### WORK ITEM
When a line of the records contains "äldre", copy it.

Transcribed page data
┄┄┄┄┄┄

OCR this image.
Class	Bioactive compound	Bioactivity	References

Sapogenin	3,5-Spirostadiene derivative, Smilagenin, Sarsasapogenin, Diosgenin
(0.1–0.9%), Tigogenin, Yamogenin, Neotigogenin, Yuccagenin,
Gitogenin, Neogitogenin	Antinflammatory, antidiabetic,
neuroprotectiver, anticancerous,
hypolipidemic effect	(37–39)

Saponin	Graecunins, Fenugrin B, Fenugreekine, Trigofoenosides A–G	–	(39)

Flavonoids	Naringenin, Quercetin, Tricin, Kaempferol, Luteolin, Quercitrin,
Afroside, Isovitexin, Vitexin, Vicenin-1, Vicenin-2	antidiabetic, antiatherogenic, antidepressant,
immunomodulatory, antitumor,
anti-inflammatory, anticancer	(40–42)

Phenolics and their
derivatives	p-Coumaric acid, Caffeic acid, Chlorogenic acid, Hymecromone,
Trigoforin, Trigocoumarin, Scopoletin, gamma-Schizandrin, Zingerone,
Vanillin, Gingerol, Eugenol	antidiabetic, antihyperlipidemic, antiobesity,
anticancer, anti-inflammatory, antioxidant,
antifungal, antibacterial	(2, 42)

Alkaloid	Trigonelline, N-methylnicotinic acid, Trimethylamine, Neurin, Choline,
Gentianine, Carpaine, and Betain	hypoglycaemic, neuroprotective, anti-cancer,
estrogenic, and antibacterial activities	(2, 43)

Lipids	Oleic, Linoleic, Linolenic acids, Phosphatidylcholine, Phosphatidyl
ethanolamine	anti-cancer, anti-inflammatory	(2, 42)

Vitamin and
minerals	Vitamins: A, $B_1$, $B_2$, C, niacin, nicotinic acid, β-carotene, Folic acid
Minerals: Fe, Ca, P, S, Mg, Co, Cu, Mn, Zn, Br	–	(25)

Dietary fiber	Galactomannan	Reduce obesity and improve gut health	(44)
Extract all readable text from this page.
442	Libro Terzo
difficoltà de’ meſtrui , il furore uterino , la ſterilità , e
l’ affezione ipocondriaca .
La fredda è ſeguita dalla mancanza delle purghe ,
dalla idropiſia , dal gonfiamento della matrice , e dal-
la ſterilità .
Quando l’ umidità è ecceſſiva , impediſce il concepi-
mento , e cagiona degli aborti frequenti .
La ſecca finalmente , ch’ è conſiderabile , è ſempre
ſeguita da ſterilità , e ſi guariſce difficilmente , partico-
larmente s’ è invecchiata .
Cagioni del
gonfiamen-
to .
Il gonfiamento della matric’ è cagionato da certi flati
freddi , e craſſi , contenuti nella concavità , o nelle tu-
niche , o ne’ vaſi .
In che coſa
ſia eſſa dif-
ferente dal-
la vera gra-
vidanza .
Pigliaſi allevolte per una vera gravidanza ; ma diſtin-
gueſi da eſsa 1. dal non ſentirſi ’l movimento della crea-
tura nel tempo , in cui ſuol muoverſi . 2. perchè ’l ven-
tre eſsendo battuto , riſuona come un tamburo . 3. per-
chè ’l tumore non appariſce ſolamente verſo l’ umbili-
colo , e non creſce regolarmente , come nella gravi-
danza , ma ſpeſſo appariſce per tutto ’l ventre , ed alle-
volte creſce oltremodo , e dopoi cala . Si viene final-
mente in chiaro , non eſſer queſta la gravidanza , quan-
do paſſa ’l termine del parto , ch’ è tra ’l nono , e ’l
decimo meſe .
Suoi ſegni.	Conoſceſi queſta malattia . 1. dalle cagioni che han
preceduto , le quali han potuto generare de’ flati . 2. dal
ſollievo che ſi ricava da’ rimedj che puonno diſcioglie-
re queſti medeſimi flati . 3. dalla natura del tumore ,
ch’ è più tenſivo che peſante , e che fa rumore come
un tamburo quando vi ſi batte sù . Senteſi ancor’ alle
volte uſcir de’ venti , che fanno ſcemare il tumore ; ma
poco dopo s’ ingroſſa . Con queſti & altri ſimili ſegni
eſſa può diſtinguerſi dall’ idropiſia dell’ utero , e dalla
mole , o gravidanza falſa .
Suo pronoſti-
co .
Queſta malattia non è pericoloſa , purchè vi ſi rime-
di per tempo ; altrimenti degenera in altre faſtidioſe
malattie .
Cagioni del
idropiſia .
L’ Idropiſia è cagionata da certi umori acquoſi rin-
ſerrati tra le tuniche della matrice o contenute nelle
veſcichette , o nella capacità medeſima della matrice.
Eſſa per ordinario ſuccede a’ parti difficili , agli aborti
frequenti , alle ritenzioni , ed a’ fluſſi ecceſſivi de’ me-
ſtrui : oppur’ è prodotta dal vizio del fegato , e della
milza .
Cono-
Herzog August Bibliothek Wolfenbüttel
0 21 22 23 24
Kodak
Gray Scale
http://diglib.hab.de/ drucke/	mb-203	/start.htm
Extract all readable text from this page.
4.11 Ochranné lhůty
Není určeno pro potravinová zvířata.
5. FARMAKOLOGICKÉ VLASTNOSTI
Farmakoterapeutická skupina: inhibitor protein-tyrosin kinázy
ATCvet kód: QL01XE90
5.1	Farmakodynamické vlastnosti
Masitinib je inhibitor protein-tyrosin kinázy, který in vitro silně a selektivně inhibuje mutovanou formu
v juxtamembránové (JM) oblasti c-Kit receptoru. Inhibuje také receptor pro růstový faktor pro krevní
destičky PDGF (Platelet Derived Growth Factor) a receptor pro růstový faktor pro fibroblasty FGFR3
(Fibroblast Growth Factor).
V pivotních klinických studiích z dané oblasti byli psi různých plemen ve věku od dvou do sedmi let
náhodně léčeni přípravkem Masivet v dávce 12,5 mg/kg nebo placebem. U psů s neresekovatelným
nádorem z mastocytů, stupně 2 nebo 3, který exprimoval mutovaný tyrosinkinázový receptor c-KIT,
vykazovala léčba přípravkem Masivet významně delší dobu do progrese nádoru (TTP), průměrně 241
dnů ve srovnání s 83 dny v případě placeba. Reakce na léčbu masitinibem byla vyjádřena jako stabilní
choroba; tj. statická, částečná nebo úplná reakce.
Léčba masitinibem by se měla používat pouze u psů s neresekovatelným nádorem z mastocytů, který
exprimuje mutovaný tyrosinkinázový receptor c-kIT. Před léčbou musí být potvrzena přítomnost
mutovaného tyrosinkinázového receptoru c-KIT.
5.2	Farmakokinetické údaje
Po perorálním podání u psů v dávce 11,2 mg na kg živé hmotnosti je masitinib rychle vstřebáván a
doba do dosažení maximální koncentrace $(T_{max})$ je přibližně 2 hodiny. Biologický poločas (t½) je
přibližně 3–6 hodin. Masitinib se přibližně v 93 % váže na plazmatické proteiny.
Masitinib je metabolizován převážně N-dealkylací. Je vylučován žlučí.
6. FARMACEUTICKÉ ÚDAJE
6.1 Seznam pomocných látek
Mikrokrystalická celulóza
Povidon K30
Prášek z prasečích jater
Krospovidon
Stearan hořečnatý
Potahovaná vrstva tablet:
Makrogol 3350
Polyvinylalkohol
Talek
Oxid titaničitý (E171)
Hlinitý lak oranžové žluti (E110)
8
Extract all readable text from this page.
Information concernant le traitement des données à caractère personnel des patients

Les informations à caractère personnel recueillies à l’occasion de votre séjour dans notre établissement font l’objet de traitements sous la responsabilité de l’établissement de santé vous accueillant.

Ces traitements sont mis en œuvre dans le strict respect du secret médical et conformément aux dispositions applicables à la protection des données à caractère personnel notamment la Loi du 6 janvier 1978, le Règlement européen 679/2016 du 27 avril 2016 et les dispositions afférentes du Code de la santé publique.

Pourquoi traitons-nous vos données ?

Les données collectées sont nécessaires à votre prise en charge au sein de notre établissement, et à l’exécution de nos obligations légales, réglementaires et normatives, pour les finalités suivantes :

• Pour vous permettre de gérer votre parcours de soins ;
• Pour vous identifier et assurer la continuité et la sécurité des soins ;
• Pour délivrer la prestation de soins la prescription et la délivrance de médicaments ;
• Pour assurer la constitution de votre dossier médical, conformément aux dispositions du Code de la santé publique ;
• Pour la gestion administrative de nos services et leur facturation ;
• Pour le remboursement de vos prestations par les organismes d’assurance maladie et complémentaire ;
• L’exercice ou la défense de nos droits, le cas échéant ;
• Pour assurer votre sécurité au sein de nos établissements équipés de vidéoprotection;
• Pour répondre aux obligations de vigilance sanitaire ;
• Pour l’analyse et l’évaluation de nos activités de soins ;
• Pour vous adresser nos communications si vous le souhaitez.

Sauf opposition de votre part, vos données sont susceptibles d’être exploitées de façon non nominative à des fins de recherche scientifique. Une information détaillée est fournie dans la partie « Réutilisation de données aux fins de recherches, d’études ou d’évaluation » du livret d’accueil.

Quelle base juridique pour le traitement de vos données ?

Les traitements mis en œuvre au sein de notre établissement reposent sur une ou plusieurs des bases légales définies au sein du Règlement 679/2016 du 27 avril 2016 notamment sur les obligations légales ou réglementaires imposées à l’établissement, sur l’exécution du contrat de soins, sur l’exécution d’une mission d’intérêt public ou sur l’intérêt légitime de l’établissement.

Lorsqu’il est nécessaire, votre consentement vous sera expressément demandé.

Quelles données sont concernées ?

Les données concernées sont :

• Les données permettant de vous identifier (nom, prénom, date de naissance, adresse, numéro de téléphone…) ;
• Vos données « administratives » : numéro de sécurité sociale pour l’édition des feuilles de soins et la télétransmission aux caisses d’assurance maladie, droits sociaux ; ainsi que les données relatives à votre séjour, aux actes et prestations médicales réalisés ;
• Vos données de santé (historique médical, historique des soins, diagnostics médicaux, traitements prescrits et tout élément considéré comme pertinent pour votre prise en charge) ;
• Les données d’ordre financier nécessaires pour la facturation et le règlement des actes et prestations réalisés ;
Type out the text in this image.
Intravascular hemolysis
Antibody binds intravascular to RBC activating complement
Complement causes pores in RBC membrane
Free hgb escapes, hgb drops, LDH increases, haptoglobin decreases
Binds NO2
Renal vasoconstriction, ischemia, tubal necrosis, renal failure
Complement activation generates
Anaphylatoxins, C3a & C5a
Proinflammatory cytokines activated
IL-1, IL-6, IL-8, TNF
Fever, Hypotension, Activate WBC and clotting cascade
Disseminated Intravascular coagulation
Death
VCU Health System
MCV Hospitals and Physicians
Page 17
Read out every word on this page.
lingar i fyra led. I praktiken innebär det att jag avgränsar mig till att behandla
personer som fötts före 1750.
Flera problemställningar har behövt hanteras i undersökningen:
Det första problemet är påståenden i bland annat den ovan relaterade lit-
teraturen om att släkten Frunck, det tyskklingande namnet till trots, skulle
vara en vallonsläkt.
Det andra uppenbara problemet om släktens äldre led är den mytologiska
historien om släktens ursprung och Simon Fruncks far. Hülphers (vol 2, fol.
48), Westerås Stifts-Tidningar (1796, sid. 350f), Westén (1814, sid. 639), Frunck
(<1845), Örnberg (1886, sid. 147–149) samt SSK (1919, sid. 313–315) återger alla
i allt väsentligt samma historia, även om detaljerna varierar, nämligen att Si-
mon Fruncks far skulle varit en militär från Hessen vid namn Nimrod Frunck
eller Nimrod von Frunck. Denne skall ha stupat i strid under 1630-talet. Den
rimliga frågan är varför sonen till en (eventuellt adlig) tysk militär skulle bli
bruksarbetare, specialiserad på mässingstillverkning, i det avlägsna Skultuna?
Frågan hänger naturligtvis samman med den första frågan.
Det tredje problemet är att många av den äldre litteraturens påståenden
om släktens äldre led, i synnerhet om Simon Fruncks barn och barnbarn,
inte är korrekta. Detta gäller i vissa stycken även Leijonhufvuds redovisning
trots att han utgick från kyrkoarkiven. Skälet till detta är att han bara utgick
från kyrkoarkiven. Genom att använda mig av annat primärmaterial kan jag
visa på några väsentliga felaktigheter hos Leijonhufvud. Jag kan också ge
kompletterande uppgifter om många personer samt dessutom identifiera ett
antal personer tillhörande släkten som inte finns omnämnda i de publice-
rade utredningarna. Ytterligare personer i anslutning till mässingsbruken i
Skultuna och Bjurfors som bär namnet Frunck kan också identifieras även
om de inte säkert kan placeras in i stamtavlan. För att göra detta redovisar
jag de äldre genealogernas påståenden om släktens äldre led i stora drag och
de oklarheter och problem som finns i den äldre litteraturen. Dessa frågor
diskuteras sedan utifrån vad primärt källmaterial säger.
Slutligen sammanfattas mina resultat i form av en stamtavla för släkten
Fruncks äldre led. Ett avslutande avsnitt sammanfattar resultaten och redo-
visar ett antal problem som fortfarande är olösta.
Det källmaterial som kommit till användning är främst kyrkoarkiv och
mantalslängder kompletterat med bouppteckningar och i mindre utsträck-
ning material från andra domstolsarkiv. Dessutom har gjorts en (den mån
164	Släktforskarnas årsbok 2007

┄┄┄┄┄┄

### ANSWER FOR THIS EXERCISE
Det andra uppenbara problemet om släktens äldre led är den mytologiska
Det tredje problemet är att många av den äldre litteraturens påståenden
om släktens äldre led, i synnerhet om Simon Fruncks barn och barnbarn,
jag de äldre genealogernas påståenden om släktens äldre led i stora drag och
de oklarheter och problem som finns i den äldre litteraturen. Dessa frågor
Fruncks äldre led. Ett avslutande avsnitt sammanfattar resultaten och redo-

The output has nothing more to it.